- [What to do]
Copy out all the lines exactly. Omit pictures.

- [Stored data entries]
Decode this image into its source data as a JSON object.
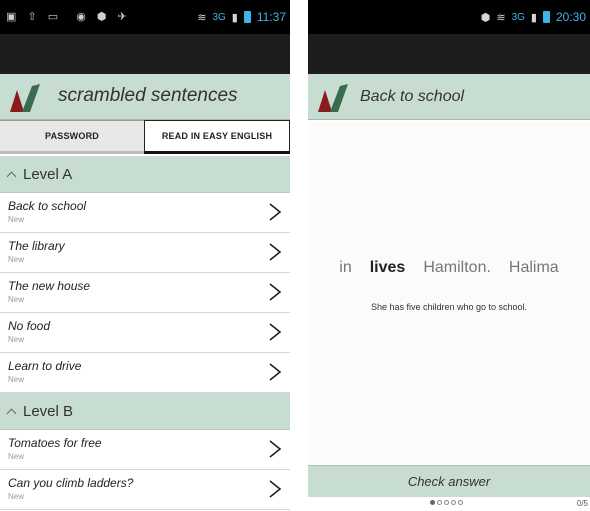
{
  "left": {
    "status": {
      "clock": "11:37",
      "network": "3G"
    },
    "app_title": "scrambled sentences",
    "tabs": [
      {
        "label": "PASSWORD",
        "active": false
      },
      {
        "label": "READ IN EASY ENGLISH",
        "active": true
      }
    ],
    "sections": [
      {
        "title": "Level A",
        "items": [
          {
            "title": "Back to school",
            "status": "New"
          },
          {
            "title": "The library",
            "status": "New"
          },
          {
            "title": "The new house",
            "status": "New"
          },
          {
            "title": "No food",
            "status": "New"
          },
          {
            "title": "Learn to drive",
            "status": "New"
          }
        ]
      },
      {
        "title": "Level B",
        "items": [
          {
            "title": "Tomatoes for free",
            "status": "New"
          },
          {
            "title": "Can you climb ladders?",
            "status": "New"
          }
        ]
      }
    ]
  },
  "right": {
    "status": {
      "clock": "20:30",
      "network": "3G"
    },
    "title": "Back to school",
    "words": [
      {
        "text": "in",
        "selected": false
      },
      {
        "text": "lives",
        "selected": true
      },
      {
        "text": "Hamilton.",
        "selected": false
      },
      {
        "text": "Halima",
        "selected": false
      }
    ],
    "hint": "She has five children who go to school.",
    "check_label": "Check answer",
    "progress": {
      "current": 0,
      "total": 5,
      "counter": "0/5"
    }
  },
  "colors": {
    "header_green": "#c7ddd1",
    "logo_red": "#8b1a1a",
    "logo_green": "#3a6b4f",
    "status_blue": "#3fb4e8"
  }
}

- [Worked answer]
Decode this image into its source data as a JSON object.
{
  "left": {
    "status": {
      "clock": "11:37",
      "network": "3G"
    },
    "app_title": "scrambled sentences",
    "tabs": [
      {
        "label": "PASSWORD",
        "active": false
      },
      {
        "label": "READ IN EASY ENGLISH",
        "active": true
      }
    ],
    "sections": [
      {
        "title": "Level A",
        "items": [
          {
            "title": "Back to school",
            "status": "New"
          },
          {
            "title": "The library",
            "status": "New"
          },
          {
            "title": "The new house",
            "status": "New"
          },
          {
            "title": "No food",
            "status": "New"
          },
          {
            "title": "Learn to drive",
            "status": "New"
          }
        ]
      },
      {
        "title": "Level B",
        "items": [
          {
            "title": "Tomatoes for free",
            "status": "New"
          },
          {
            "title": "Can you climb ladders?",
            "status": "New"
          }
        ]
      }
    ]
  },
  "right": {
    "status": {
      "clock": "20:30",
      "network": "3G"
    },
    "title": "Back to school",
    "words": [
      {
        "text": "in",
        "selected": false
      },
      {
        "text": "lives",
        "selected": true
      },
      {
        "text": "Hamilton.",
        "selected": false
      },
      {
        "text": "Halima",
        "selected": false
      }
    ],
    "hint": "She has five children who go to school.",
    "check_label": "Check answer",
    "progress": {
      "current": 0,
      "total": 5,
      "counter": "0/5"
    }
  },
  "colors": {
    "header_green": "#c7ddd1",
    "logo_red": "#8b1a1a",
    "logo_green": "#3a6b4f",
    "status_blue": "#3fb4e8"
  }
}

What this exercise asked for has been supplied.